Collection entries
┌──
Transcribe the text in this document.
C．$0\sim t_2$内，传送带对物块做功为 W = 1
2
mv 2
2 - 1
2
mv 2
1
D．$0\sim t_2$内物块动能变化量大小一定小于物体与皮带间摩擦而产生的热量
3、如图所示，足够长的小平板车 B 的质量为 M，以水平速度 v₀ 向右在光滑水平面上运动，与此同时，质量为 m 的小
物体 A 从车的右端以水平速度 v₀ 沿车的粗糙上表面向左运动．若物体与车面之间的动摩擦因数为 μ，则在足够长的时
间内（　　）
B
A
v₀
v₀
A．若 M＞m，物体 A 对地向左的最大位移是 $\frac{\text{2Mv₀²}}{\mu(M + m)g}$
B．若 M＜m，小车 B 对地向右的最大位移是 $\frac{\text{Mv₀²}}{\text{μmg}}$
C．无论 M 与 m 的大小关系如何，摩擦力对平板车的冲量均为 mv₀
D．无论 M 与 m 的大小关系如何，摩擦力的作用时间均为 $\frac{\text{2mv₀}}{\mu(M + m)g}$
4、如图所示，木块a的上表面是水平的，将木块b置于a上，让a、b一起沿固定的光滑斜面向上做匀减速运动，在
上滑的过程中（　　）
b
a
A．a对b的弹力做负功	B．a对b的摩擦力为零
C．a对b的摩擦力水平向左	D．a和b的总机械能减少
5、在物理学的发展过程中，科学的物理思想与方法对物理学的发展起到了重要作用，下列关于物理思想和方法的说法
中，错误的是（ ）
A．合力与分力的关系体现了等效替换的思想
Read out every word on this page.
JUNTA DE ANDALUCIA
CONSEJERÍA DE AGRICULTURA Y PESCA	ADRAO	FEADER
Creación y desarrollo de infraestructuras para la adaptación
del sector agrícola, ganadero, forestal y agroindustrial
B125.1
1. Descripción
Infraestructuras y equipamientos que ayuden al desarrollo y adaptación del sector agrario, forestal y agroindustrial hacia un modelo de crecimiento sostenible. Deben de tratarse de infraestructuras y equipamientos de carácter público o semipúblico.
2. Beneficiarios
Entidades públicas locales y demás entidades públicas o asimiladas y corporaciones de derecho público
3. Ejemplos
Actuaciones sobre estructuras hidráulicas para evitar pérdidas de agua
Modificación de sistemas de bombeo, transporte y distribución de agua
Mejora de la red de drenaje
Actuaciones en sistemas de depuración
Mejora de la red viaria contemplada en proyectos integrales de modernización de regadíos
└──
• [To be done]: Please quote nothing but the lines from the line with "Read out every word on this page." through the end of the data above, exactly as written, ends included.

• [Output for this exercise]:
Read out every word on this page.
JUNTA DE ANDALUCIA
CONSEJERÍA DE AGRICULTURA Y PESCA	ADRAO	FEADER
Creación y desarrollo de infraestructuras para la adaptación
del sector agrícola, ganadero, forestal y agroindustrial
B125.1
1. Descripción
Infraestructuras y equipamientos que ayuden al desarrollo y adaptación del sector agrario, forestal y agroindustrial hacia un modelo de crecimiento sostenible. Deben de tratarse de infraestructuras y equipamientos de carácter público o semipúblico.
2. Beneficiarios
Entidades públicas locales y demás entidades públicas o asimiladas y corporaciones de derecho público
3. Ejemplos
Actuaciones sobre estructuras hidráulicas para evitar pérdidas de agua
Modificación de sistemas de bombeo, transporte y distribución de agua
Mejora de la red de drenaje
Actuaciones en sistemas de depuración
Mejora de la red viaria contemplada en proyectos integrales de modernización de regadíos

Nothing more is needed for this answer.